» **What to produce**
Skip the images and return the records below exactly.

## Begin Exercise materials

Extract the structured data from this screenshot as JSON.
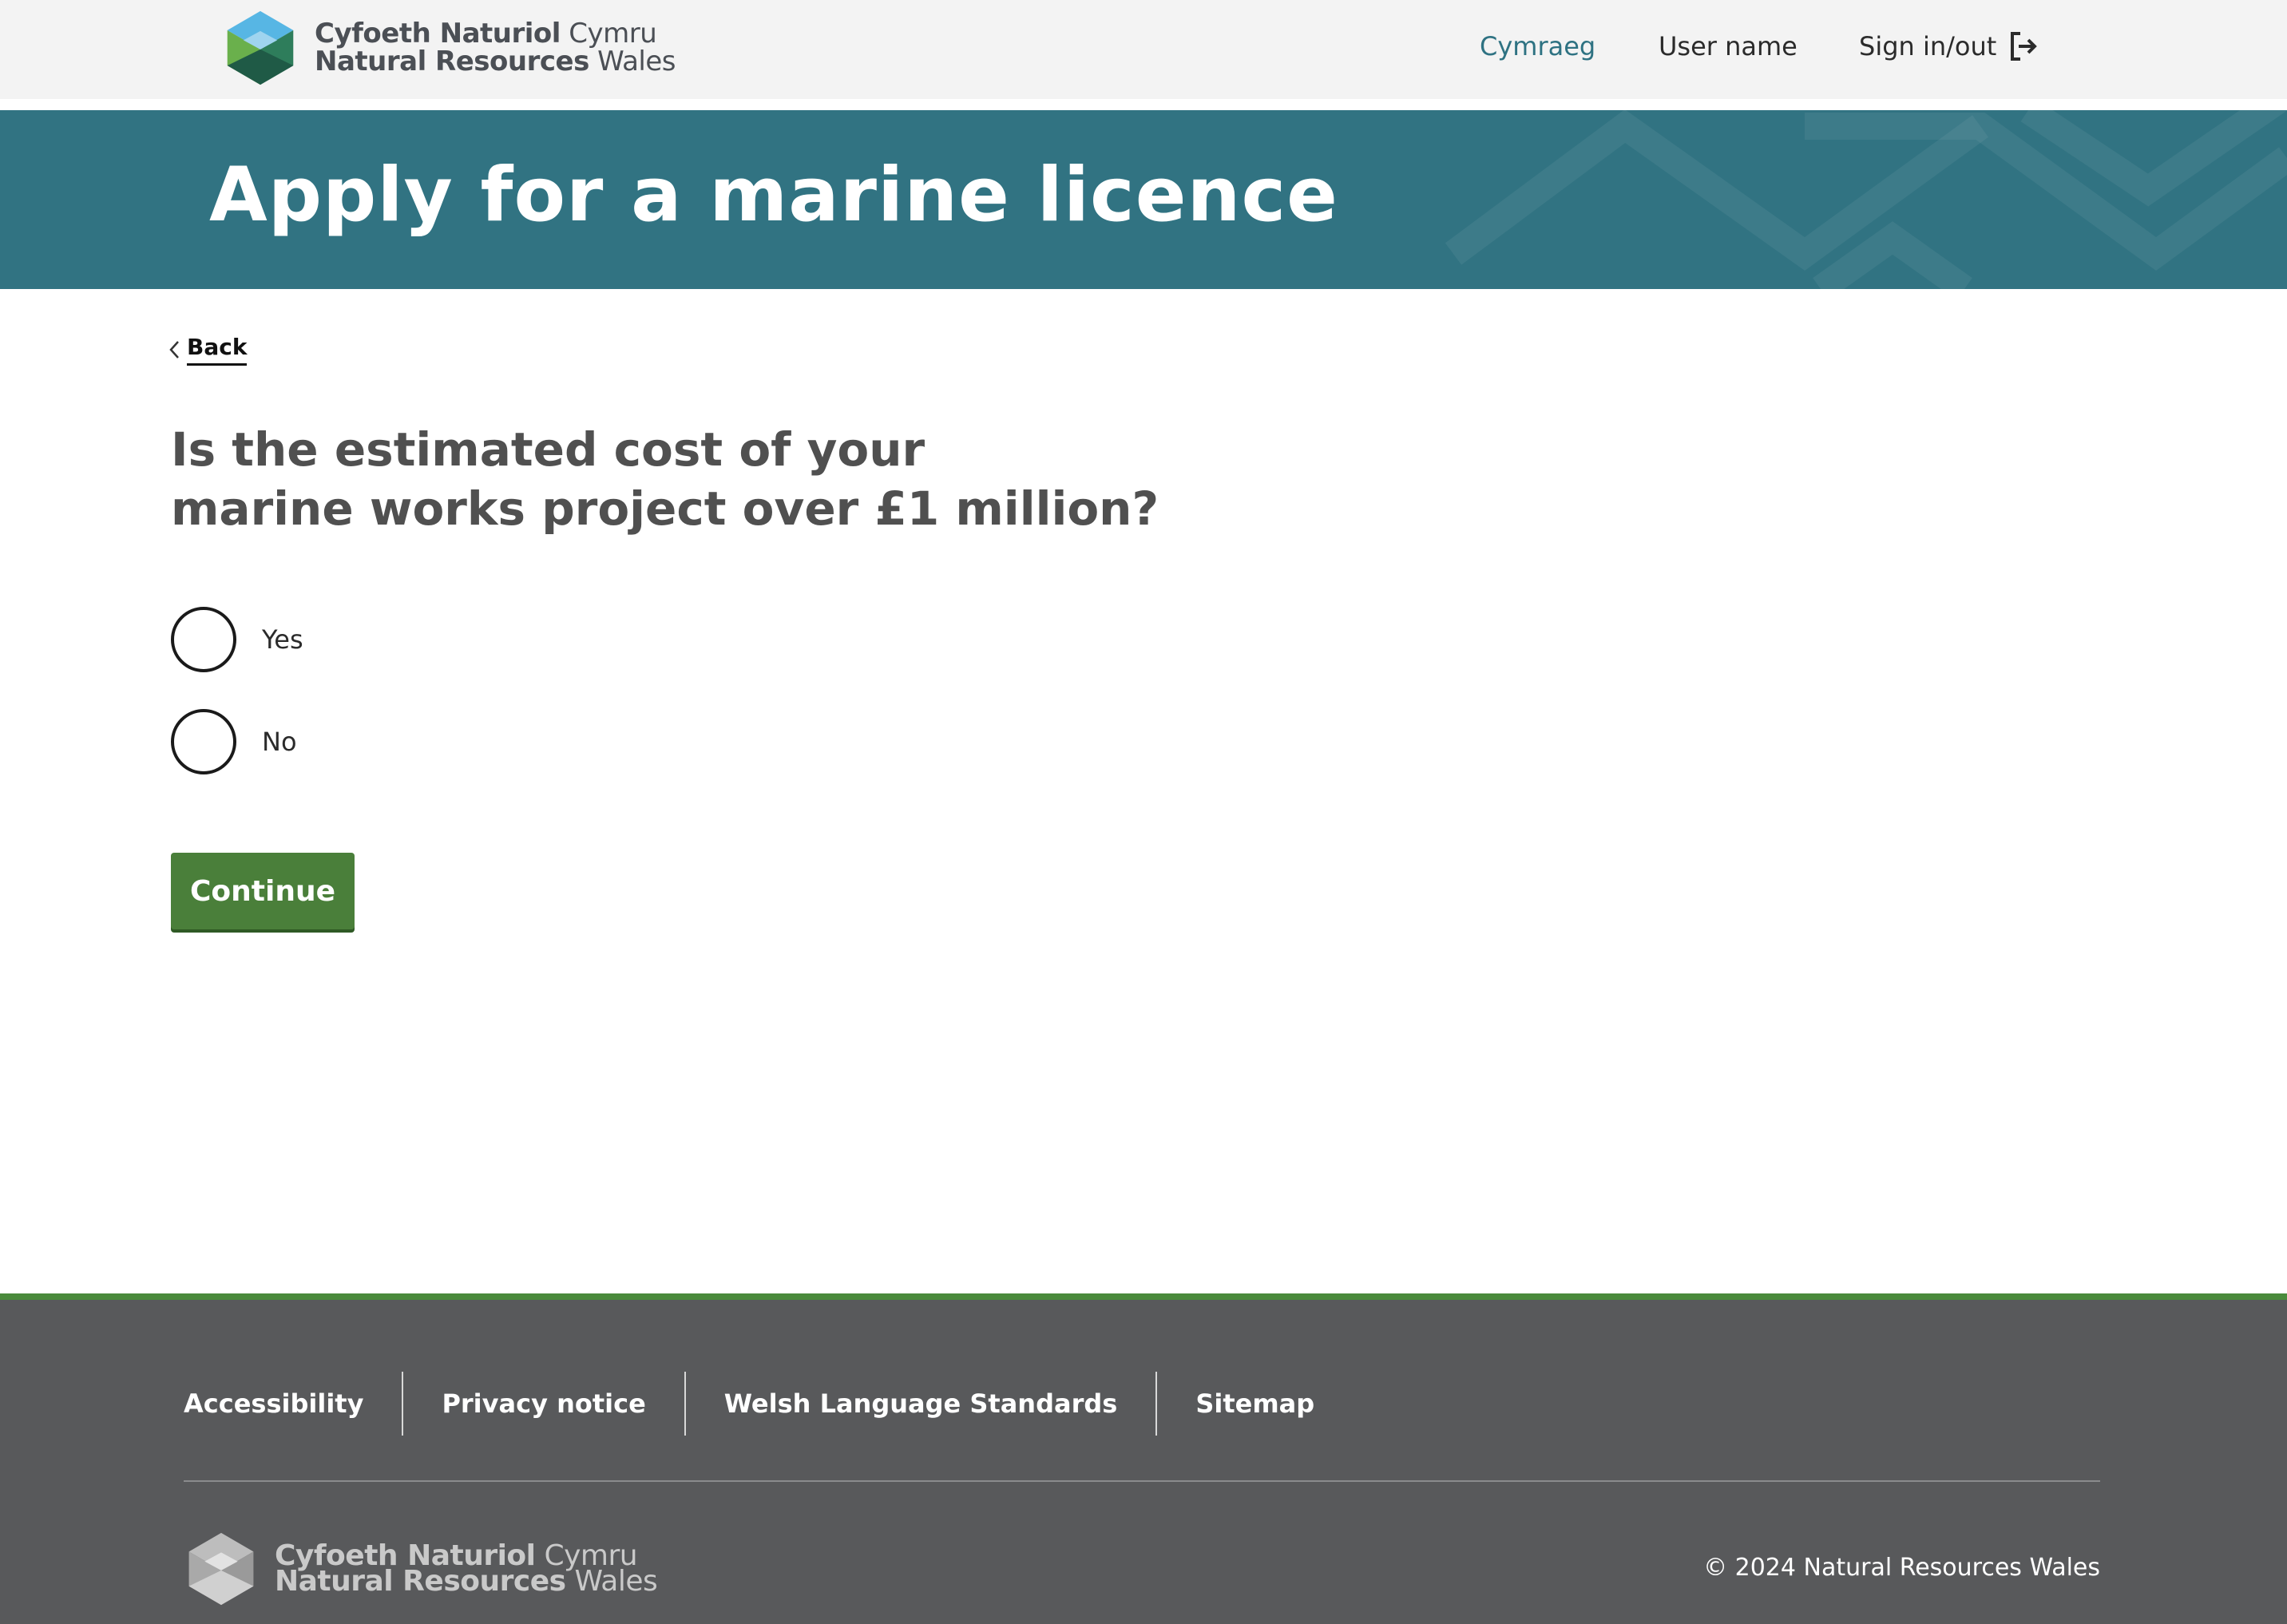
{
  "header": {
    "brand": {
      "welsh_bold": "Cyfoeth Naturiol",
      "welsh_light": "Cymru",
      "english_bold": "Natural Resources",
      "english_light": "Wales"
    },
    "nav": {
      "language": "Cymraeg",
      "user": "User name",
      "sign": "Sign in/out"
    }
  },
  "banner": {
    "title": "Apply for a marine licence"
  },
  "main": {
    "back": "Back",
    "question_line1": "Is the estimated cost of your",
    "question_line2": "marine works project over £1 million?",
    "options": [
      {
        "label": "Yes",
        "selected": false
      },
      {
        "label": "No",
        "selected": false
      }
    ],
    "continue": "Continue"
  },
  "footer": {
    "links": [
      "Accessibility",
      "Privacy notice",
      "Welsh Language Standards",
      "Sitemap"
    ],
    "brand": {
      "welsh_bold": "Cyfoeth Naturiol",
      "welsh_light": "Cymru",
      "english_bold": "Natural Resources",
      "english_light": "Wales"
    },
    "copyright": "© 2024 Natural Resources Wales"
  },
  "colors": {
    "banner": "#317382",
    "button": "#4a7f3a",
    "footer": "#58595b",
    "footer_accent": "#4a8a3c",
    "link": "#2e7282"
  }
}
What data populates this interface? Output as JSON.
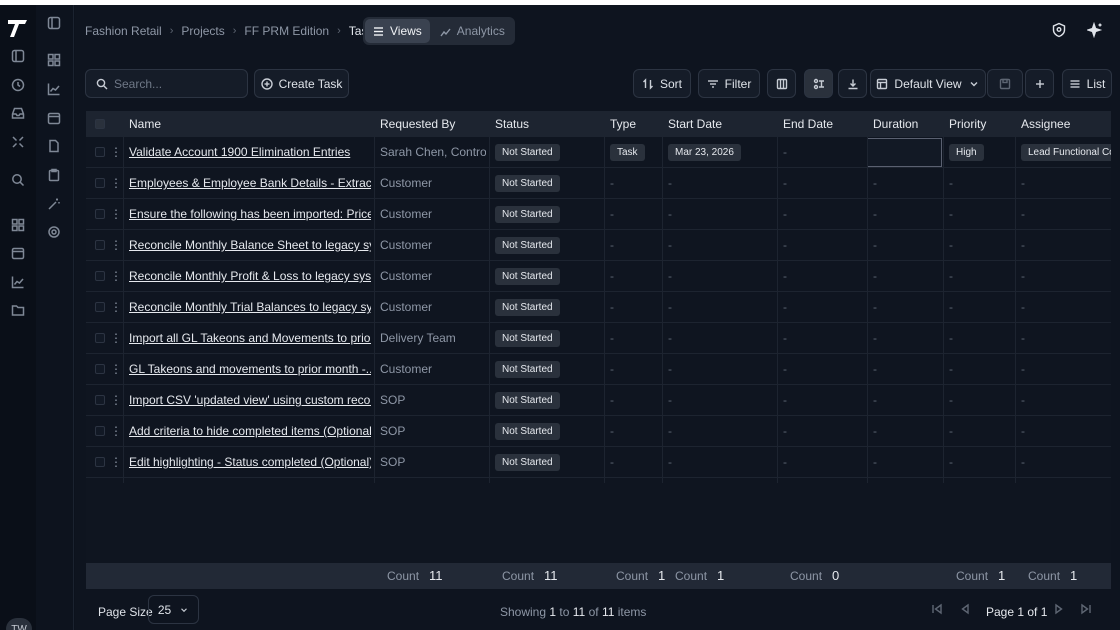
{
  "breadcrumb": [
    "Fashion Retail",
    "Projects",
    "FF PRM Edition",
    "Tasks"
  ],
  "view_tabs": {
    "views": "Views",
    "analytics": "Analytics"
  },
  "toolbar": {
    "search_placeholder": "Search...",
    "create_task": "Create Task",
    "sort": "Sort",
    "filter": "Filter",
    "default_view": "Default View",
    "list": "List"
  },
  "columns": [
    "Name",
    "Requested By",
    "Status",
    "Type",
    "Start Date",
    "End Date",
    "Duration",
    "Priority",
    "Assignee"
  ],
  "rows": [
    {
      "name": "Validate Account 1900 Elimination Entries",
      "requested_by": "Sarah Chen, Control...",
      "status": "Not Started",
      "type": "Task",
      "start": "Mar 23, 2026",
      "end": "-",
      "duration": "",
      "priority": "High",
      "assignee": "Lead Functional Cor"
    },
    {
      "name": "Employees & Employee Bank Details - Extract and...",
      "requested_by": "Customer",
      "status": "Not Started",
      "type": "-",
      "start": "-",
      "end": "-",
      "duration": "-",
      "priority": "-",
      "assignee": "-"
    },
    {
      "name": "Ensure the following has been imported: Price...",
      "requested_by": "Customer",
      "status": "Not Started",
      "type": "-",
      "start": "-",
      "end": "-",
      "duration": "-",
      "priority": "-",
      "assignee": "-"
    },
    {
      "name": "Reconcile Monthly Balance Sheet to legacy system",
      "requested_by": "Customer",
      "status": "Not Started",
      "type": "-",
      "start": "-",
      "end": "-",
      "duration": "-",
      "priority": "-",
      "assignee": "-"
    },
    {
      "name": "Reconcile Monthly Profit & Loss to legacy system",
      "requested_by": "Customer",
      "status": "Not Started",
      "type": "-",
      "start": "-",
      "end": "-",
      "duration": "-",
      "priority": "-",
      "assignee": "-"
    },
    {
      "name": "Reconcile Monthly Trial Balances to legacy system",
      "requested_by": "Customer",
      "status": "Not Started",
      "type": "-",
      "start": "-",
      "end": "-",
      "duration": "-",
      "priority": "-",
      "assignee": "-"
    },
    {
      "name": "Import all GL Takeons and Movements to prior...",
      "requested_by": "Delivery Team",
      "status": "Not Started",
      "type": "-",
      "start": "-",
      "end": "-",
      "duration": "-",
      "priority": "-",
      "assignee": "-"
    },
    {
      "name": "GL Takeons and movements to prior month -...",
      "requested_by": "Customer",
      "status": "Not Started",
      "type": "-",
      "start": "-",
      "end": "-",
      "duration": "-",
      "priority": "-",
      "assignee": "-"
    },
    {
      "name": "Import CSV 'updated view' using custom record...",
      "requested_by": "SOP",
      "status": "Not Started",
      "type": "-",
      "start": "-",
      "end": "-",
      "duration": "-",
      "priority": "-",
      "assignee": "-"
    },
    {
      "name": "Add criteria to hide completed items (Optional)",
      "requested_by": "SOP",
      "status": "Not Started",
      "type": "-",
      "start": "-",
      "end": "-",
      "duration": "-",
      "priority": "-",
      "assignee": "-"
    },
    {
      "name": "Edit highlighting - Status completed (Optional)",
      "requested_by": "SOP",
      "status": "Not Started",
      "type": "-",
      "start": "-",
      "end": "-",
      "duration": "-",
      "priority": "-",
      "assignee": "-"
    }
  ],
  "footer_counts": {
    "label": "Count",
    "requested_by": "11",
    "status": "11",
    "type": "1",
    "start": "1",
    "end": "0",
    "priority": "1",
    "assignee": "1"
  },
  "pager": {
    "page_size_label": "Page Size",
    "page_size": "25",
    "showing_prefix": "Showing",
    "from": "1",
    "to_word": "to",
    "to": "11",
    "of_word": "of",
    "total": "11",
    "items_word": "items",
    "page_label": "Page 1 of 1"
  },
  "avatar_initials": "TW",
  "colors": {
    "background": "#0e141f",
    "header": "#1d2430",
    "badge": "#2a313c",
    "text": "#e6e9ee"
  }
}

## End Exercise materials

» **Result of this exercise**
Extract the structured data from this screenshot as JSON.
{
  "header": {
    "brand": {
      "welsh_bold": "Cyfoeth Naturiol",
      "welsh_light": "Cymru",
      "english_bold": "Natural Resources",
      "english_light": "Wales"
    },
    "nav": {
      "language": "Cymraeg",
      "user": "User name",
      "sign": "Sign in/out"
    }
  },
  "banner": {
    "title": "Apply for a marine licence"
  },
  "main": {
    "back": "Back",
    "question_line1": "Is the estimated cost of your",
    "question_line2": "marine works project over £1 million?",
    "options": [
      {
        "label": "Yes",
        "selected": false
      },
      {
        "label": "No",
        "selected": false
      }
    ],
    "continue": "Continue"
  },
  "footer": {
    "links": [
      "Accessibility",
      "Privacy notice",
      "Welsh Language Standards",
      "Sitemap"
    ],
    "brand": {
      "welsh_bold": "Cyfoeth Naturiol",
      "welsh_light": "Cymru",
      "english_bold": "Natural Resources",
      "english_light": "Wales"
    },
    "copyright": "© 2024 Natural Resources Wales"
  },
  "colors": {
    "banner": "#317382",
    "button": "#4a7f3a",
    "footer": "#58595b",
    "footer_accent": "#4a8a3c",
    "link": "#2e7282"
  }
}
What data populates this interface? Output as JSON.
{
  "breadcrumb": [
    "Fashion Retail",
    "Projects",
    "FF PRM Edition",
    "Tasks"
  ],
  "view_tabs": {
    "views": "Views",
    "analytics": "Analytics"
  },
  "toolbar": {
    "search_placeholder": "Search...",
    "create_task": "Create Task",
    "sort": "Sort",
    "filter": "Filter",
    "default_view": "Default View",
    "list": "List"
  },
  "columns": [
    "Name",
    "Requested By",
    "Status",
    "Type",
    "Start Date",
    "End Date",
    "Duration",
    "Priority",
    "Assignee"
  ],
  "rows": [
    {
      "name": "Validate Account 1900 Elimination Entries",
      "requested_by": "Sarah Chen, Control...",
      "status": "Not Started",
      "type": "Task",
      "start": "Mar 23, 2026",
      "end": "-",
      "duration": "",
      "priority": "High",
      "assignee": "Lead Functional Cor"
    },
    {
      "name": "Employees & Employee Bank Details - Extract and...",
      "requested_by": "Customer",
      "status": "Not Started",
      "type": "-",
      "start": "-",
      "end": "-",
      "duration": "-",
      "priority": "-",
      "assignee": "-"
    },
    {
      "name": "Ensure the following has been imported: Price...",
      "requested_by": "Customer",
      "status": "Not Started",
      "type": "-",
      "start": "-",
      "end": "-",
      "duration": "-",
      "priority": "-",
      "assignee": "-"
    },
    {
      "name": "Reconcile Monthly Balance Sheet to legacy system",
      "requested_by": "Customer",
      "status": "Not Started",
      "type": "-",
      "start": "-",
      "end": "-",
      "duration": "-",
      "priority": "-",
      "assignee": "-"
    },
    {
      "name": "Reconcile Monthly Profit & Loss to legacy system",
      "requested_by": "Customer",
      "status": "Not Started",
      "type": "-",
      "start": "-",
      "end": "-",
      "duration": "-",
      "priority": "-",
      "assignee": "-"
    },
    {
      "name": "Reconcile Monthly Trial Balances to legacy system",
      "requested_by": "Customer",
      "status": "Not Started",
      "type": "-",
      "start": "-",
      "end": "-",
      "duration": "-",
      "priority": "-",
      "assignee": "-"
    },
    {
      "name": "Import all GL Takeons and Movements to prior...",
      "requested_by": "Delivery Team",
      "status": "Not Started",
      "type": "-",
      "start": "-",
      "end": "-",
      "duration": "-",
      "priority": "-",
      "assignee": "-"
    },
    {
      "name": "GL Takeons and movements to prior month -...",
      "requested_by": "Customer",
      "status": "Not Started",
      "type": "-",
      "start": "-",
      "end": "-",
      "duration": "-",
      "priority": "-",
      "assignee": "-"
    },
    {
      "name": "Import CSV 'updated view' using custom record...",
      "requested_by": "SOP",
      "status": "Not Started",
      "type": "-",
      "start": "-",
      "end": "-",
      "duration": "-",
      "priority": "-",
      "assignee": "-"
    },
    {
      "name": "Add criteria to hide completed items (Optional)",
      "requested_by": "SOP",
      "status": "Not Started",
      "type": "-",
      "start": "-",
      "end": "-",
      "duration": "-",
      "priority": "-",
      "assignee": "-"
    },
    {
      "name": "Edit highlighting - Status completed (Optional)",
      "requested_by": "SOP",
      "status": "Not Started",
      "type": "-",
      "start": "-",
      "end": "-",
      "duration": "-",
      "priority": "-",
      "assignee": "-"
    }
  ],
  "footer_counts": {
    "label": "Count",
    "requested_by": "11",
    "status": "11",
    "type": "1",
    "start": "1",
    "end": "0",
    "priority": "1",
    "assignee": "1"
  },
  "pager": {
    "page_size_label": "Page Size",
    "page_size": "25",
    "showing_prefix": "Showing",
    "from": "1",
    "to_word": "to",
    "to": "11",
    "of_word": "of",
    "total": "11",
    "items_word": "items",
    "page_label": "Page 1 of 1"
  },
  "avatar_initials": "TW",
  "colors": {
    "background": "#0e141f",
    "header": "#1d2430",
    "badge": "#2a313c",
    "text": "#e6e9ee"
  }
}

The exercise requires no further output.